Challenge:
Identify the lines that contain the string "name", then copy each of them.

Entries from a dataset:
---*---

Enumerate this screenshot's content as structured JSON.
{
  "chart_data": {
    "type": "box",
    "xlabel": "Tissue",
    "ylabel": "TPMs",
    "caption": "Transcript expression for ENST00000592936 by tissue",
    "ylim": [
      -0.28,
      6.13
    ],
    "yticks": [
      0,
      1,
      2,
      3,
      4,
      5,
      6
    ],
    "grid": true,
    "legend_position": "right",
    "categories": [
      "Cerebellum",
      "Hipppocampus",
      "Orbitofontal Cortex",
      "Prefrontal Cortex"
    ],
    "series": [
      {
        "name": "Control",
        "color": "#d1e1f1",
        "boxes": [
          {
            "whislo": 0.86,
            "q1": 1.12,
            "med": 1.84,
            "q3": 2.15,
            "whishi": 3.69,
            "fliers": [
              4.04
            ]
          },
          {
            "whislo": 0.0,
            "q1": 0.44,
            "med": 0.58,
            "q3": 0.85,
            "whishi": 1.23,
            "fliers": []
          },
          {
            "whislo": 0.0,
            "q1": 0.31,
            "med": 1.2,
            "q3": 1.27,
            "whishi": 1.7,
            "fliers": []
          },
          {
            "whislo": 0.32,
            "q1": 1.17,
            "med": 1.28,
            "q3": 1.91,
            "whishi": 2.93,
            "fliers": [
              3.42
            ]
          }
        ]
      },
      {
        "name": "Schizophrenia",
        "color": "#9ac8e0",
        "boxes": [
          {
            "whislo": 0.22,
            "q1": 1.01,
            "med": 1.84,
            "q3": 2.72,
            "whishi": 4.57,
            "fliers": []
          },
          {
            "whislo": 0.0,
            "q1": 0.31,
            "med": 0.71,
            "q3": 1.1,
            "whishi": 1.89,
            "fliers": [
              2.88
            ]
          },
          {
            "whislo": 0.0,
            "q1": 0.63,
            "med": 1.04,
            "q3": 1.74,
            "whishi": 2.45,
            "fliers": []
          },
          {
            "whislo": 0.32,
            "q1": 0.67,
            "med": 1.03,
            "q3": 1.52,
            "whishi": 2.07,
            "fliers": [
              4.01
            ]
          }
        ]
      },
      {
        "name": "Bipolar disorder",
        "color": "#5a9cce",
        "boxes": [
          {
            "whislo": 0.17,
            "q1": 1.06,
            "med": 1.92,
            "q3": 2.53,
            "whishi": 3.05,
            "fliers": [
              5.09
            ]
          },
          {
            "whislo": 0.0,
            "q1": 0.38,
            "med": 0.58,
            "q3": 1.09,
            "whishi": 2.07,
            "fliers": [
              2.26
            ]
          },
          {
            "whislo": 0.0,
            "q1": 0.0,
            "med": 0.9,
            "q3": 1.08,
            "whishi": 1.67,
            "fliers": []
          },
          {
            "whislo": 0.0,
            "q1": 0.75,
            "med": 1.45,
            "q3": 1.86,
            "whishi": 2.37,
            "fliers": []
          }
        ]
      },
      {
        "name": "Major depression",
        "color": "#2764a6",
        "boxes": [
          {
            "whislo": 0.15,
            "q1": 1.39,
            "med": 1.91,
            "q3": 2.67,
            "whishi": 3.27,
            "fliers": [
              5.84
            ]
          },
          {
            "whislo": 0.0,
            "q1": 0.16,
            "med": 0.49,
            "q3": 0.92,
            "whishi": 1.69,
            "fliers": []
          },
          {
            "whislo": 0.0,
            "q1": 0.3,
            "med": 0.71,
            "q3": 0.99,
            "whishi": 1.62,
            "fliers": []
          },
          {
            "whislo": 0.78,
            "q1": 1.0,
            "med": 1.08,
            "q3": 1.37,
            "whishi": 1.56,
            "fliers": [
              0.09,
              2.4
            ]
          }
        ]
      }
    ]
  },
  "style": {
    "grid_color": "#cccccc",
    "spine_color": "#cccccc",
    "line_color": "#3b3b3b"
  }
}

---*---

Expected output:
        "name": "Control",
        "name": "Schizophrenia",
        "name": "Bipolar disorder",
        "name": "Major depression",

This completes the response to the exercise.